Your answer should be a single number: the count of lines containing "ROAD".

---------- RECORDED INFORMATION

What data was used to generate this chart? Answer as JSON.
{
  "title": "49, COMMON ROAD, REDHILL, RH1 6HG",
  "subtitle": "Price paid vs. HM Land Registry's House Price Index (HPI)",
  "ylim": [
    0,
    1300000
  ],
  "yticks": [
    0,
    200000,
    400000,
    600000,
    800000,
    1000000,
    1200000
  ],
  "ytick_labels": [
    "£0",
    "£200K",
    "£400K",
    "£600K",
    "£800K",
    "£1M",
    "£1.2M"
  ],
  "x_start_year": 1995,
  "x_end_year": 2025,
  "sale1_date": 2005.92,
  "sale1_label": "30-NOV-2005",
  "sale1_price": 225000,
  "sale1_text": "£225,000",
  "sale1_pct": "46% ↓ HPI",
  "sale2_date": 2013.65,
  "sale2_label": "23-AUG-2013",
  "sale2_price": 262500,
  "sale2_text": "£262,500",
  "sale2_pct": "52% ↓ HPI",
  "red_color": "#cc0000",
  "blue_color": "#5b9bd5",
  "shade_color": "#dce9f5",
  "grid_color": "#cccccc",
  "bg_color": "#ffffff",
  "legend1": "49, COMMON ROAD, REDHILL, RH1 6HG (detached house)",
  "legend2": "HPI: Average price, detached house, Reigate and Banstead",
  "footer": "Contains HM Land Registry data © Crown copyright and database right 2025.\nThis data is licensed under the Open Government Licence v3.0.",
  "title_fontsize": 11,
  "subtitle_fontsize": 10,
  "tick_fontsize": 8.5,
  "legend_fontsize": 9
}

--------------------

WRITTEN RESPONSE - 2